_PROBLEM DETAILS:_ Repeat everything in the records from the line containing "434, 797, 473]" down to the line containing "399, 720, 434]", with both of those lines included.
[start of MATERIALS PROVIDED]
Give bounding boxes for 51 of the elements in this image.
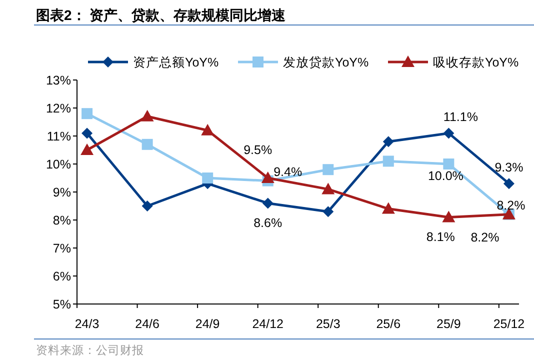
y-tick-label: 5%	[52, 298, 71, 312]
y-tick-label: 11%	[46, 130, 71, 144]
x-tick-label: 24/3	[74, 317, 100, 331]
data-label: 8.1%	[426, 230, 455, 244]
point	[142, 200, 153, 212]
text: 资料来源：公司财报	[36, 344, 144, 357]
y-tick-label: 10%	[46, 158, 71, 172]
point	[140, 110, 154, 122]
point	[382, 136, 394, 148]
x-tick-label: 24/12	[252, 317, 284, 331]
point	[322, 164, 334, 176]
point	[503, 178, 514, 190]
data-label: 9.4%	[274, 164, 302, 179]
point	[262, 198, 274, 209]
data-label: 9.3%	[494, 160, 524, 175]
point	[261, 172, 274, 183]
y-tick-label: 8%	[52, 214, 71, 228]
data-label: 8.2%	[496, 198, 526, 212]
y-tick-label: 12%	[46, 102, 71, 116]
y-tick-label: 13%	[46, 74, 71, 88]
data-label: 8.6%	[254, 216, 282, 230]
point	[142, 138, 153, 150]
legend-label: 发放贷款YoY%	[283, 56, 369, 70]
chart-title: 图表2： 资产、贷款、存款规模同比增速	[36, 7, 287, 23]
data-label: 9.5%	[244, 143, 272, 157]
x-tick-label: 25/3	[316, 317, 340, 331]
x-tick-label: 25/9	[436, 317, 461, 331]
y-tick-label: 9%	[52, 186, 71, 200]
data-label: 8.2%	[470, 230, 500, 244]
point	[443, 128, 454, 139]
point	[80, 144, 94, 155]
x-tick-label: 25/6	[376, 317, 401, 331]
point	[322, 206, 334, 218]
point	[382, 156, 394, 167]
x-tick-label: 24/6	[135, 317, 160, 331]
point	[201, 124, 214, 136]
point	[202, 172, 214, 184]
x-tick-label: 24/9	[195, 317, 220, 331]
point	[442, 210, 456, 222]
point	[382, 202, 395, 214]
legend-label: 资产总额YoY%	[133, 56, 219, 70]
point	[443, 158, 454, 170]
data-label: 10.0%	[428, 169, 464, 183]
point	[82, 108, 93, 120]
x-tick-label: 25/12	[493, 317, 525, 331]
legend-label: 吸收存款YoY%	[433, 56, 519, 70]
point	[82, 128, 93, 139]
data-label: 11.1%	[443, 110, 478, 124]
point	[322, 182, 335, 194]
y-tick-label: 7%	[52, 242, 71, 256]
y-tick-label: 6%	[52, 270, 71, 284]
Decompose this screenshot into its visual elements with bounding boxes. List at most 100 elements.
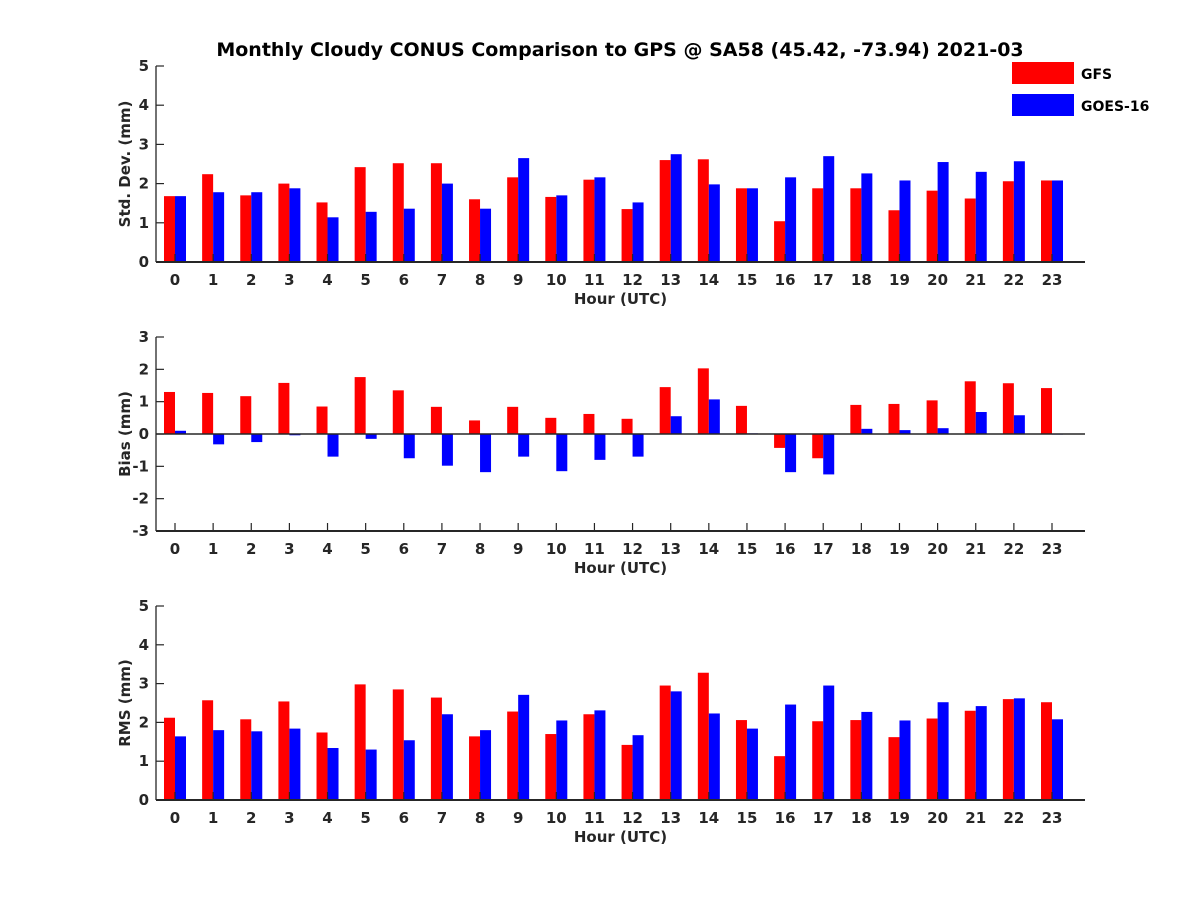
bar-goes-16-hour-16	[785, 434, 797, 473]
legend-swatch-goes-16	[1012, 94, 1074, 116]
x-tick-label: 16	[775, 540, 796, 558]
bar-gfs-hour-15	[735, 720, 747, 800]
x-tick-label: 16	[775, 809, 796, 827]
y-tick-label: 5	[139, 597, 149, 615]
bar-goes-16-hour-17	[823, 685, 835, 800]
x-tick-label: 11	[584, 809, 605, 827]
bar-gfs-hour-16	[774, 756, 786, 800]
bar-gfs-hour-23	[1041, 388, 1052, 434]
bar-gfs-hour-4	[316, 732, 328, 800]
x-tick-label: 13	[660, 540, 681, 558]
bar-gfs-hour-0	[164, 717, 175, 800]
bar-goes-16-hour-14	[708, 399, 720, 434]
x-tick-label: 12	[622, 540, 643, 558]
x-tick-label: 10	[546, 271, 567, 289]
bar-gfs-hour-5	[354, 684, 366, 800]
x-tick-label: 14	[698, 271, 719, 289]
y-tick-label: 3	[139, 135, 149, 153]
bar-gfs-hour-0	[164, 391, 175, 434]
bar-gfs-hour-2	[240, 195, 252, 262]
legend-label-gfs: GFS	[1081, 67, 1112, 83]
bar-goes-16-hour-22	[1013, 698, 1025, 800]
y-axis-label: RMS (mm)	[116, 659, 134, 746]
bar-goes-16-hour-13	[670, 154, 682, 262]
x-tick-label: 5	[360, 809, 370, 827]
bar-gfs-hour-16	[774, 434, 786, 448]
bar-goes-16-hour-20	[937, 162, 949, 262]
bar-gfs-hour-15	[735, 188, 747, 262]
bar-goes-16-hour-12	[632, 735, 644, 800]
bar-gfs-hour-4	[316, 202, 328, 262]
bar-gfs-hour-13	[659, 387, 671, 434]
x-tick-label: 8	[475, 540, 485, 558]
bar-gfs-hour-18	[850, 720, 862, 800]
bar-gfs-hour-18	[850, 404, 862, 434]
x-tick-label: 23	[1042, 271, 1063, 289]
bar-goes-16-hour-8	[480, 434, 492, 473]
bar-gfs-hour-6	[392, 163, 404, 262]
bar-goes-16-hour-2	[251, 434, 263, 443]
bar-goes-16-hour-9	[518, 694, 530, 800]
bar-goes-16-hour-6	[403, 434, 415, 459]
y-tick-label: 0	[139, 253, 149, 271]
x-axis-label: Hour (UTC)	[574, 559, 667, 577]
x-tick-label: 5	[360, 540, 370, 558]
bar-gfs-hour-20	[926, 400, 938, 434]
x-tick-label: 19	[889, 540, 910, 558]
x-tick-label: 16	[775, 271, 796, 289]
x-tick-label: 1	[208, 809, 218, 827]
bar-goes-16-hour-13	[670, 416, 682, 434]
x-tick-label: 5	[360, 271, 370, 289]
bar-goes-16-hour-11	[594, 177, 606, 262]
bar-goes-16-hour-8	[480, 730, 492, 800]
x-tick-label: 1	[208, 271, 218, 289]
bar-gfs-hour-9	[507, 711, 519, 800]
bar-gfs-hour-7	[430, 697, 442, 800]
x-tick-label: 3	[284, 809, 294, 827]
bar-gfs-hour-7	[430, 163, 442, 262]
x-tick-label: 7	[437, 809, 447, 827]
bar-goes-16-hour-6	[403, 740, 415, 800]
x-tick-label: 0	[170, 271, 180, 289]
x-axis-label: Hour (UTC)	[574, 828, 667, 846]
y-tick-label: 1	[139, 393, 149, 411]
x-tick-label: 7	[437, 540, 447, 558]
x-tick-label: 20	[927, 271, 948, 289]
x-tick-label: 9	[513, 271, 523, 289]
bar-goes-16-hour-10	[556, 720, 568, 800]
bar-gfs-hour-20	[926, 718, 938, 800]
x-tick-label: 4	[322, 271, 332, 289]
x-tick-label: 23	[1042, 540, 1063, 558]
y-tick-label: 0	[139, 425, 149, 443]
bar-goes-16-hour-14	[708, 184, 720, 262]
x-tick-label: 4	[322, 809, 332, 827]
bar-gfs-hour-20	[926, 190, 938, 262]
x-tick-label: 3	[284, 540, 294, 558]
bar-gfs-hour-2	[240, 396, 252, 434]
x-tick-label: 8	[475, 809, 485, 827]
x-tick-label: 20	[927, 809, 948, 827]
x-tick-label: 0	[170, 809, 180, 827]
bar-goes-16-hour-16	[785, 177, 797, 262]
y-tick-label: 2	[139, 175, 149, 193]
x-tick-label: 12	[622, 271, 643, 289]
x-tick-label: 12	[622, 809, 643, 827]
bar-goes-16-hour-10	[556, 195, 568, 262]
bar-goes-16-hour-14	[708, 713, 720, 800]
y-tick-label: 0	[139, 791, 149, 809]
bar-goes-16-hour-11	[594, 710, 606, 800]
bar-goes-16-hour-21	[975, 171, 987, 262]
x-tick-label: 6	[399, 271, 409, 289]
bar-gfs-hour-6	[392, 689, 404, 800]
bar-gfs-hour-17	[812, 188, 824, 262]
bar-goes-16-hour-20	[937, 428, 949, 434]
x-tick-label: 2	[246, 271, 256, 289]
bar-goes-16-hour-5	[365, 434, 377, 439]
bar-goes-16-hour-5	[365, 211, 377, 262]
bar-gfs-hour-11	[583, 714, 595, 800]
bar-goes-16-hour-7	[441, 183, 453, 262]
bar-goes-16-hour-3	[289, 188, 301, 262]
[end of MATERIALS PROVIDED]
_SOLUTION FOR THIS EXERCISE:_
bar-goes-16-hour-16	[785, 434, 797, 473]
legend-swatch-goes-16	[1012, 94, 1074, 116]
x-tick-label: 16	[775, 540, 796, 558]
bar-gfs-hour-15	[735, 720, 747, 800]
x-tick-label: 16	[775, 809, 796, 827]
y-tick-label: 5	[139, 597, 149, 615]
bar-goes-16-hour-17	[823, 685, 835, 800]
x-tick-label: 11	[584, 809, 605, 827]
bar-gfs-hour-16	[774, 756, 786, 800]
bar-gfs-hour-23	[1041, 388, 1052, 434]
bar-gfs-hour-4	[316, 732, 328, 800]
x-tick-label: 13	[660, 540, 681, 558]
bar-gfs-hour-0	[164, 717, 175, 800]
bar-goes-16-hour-14	[708, 399, 720, 434]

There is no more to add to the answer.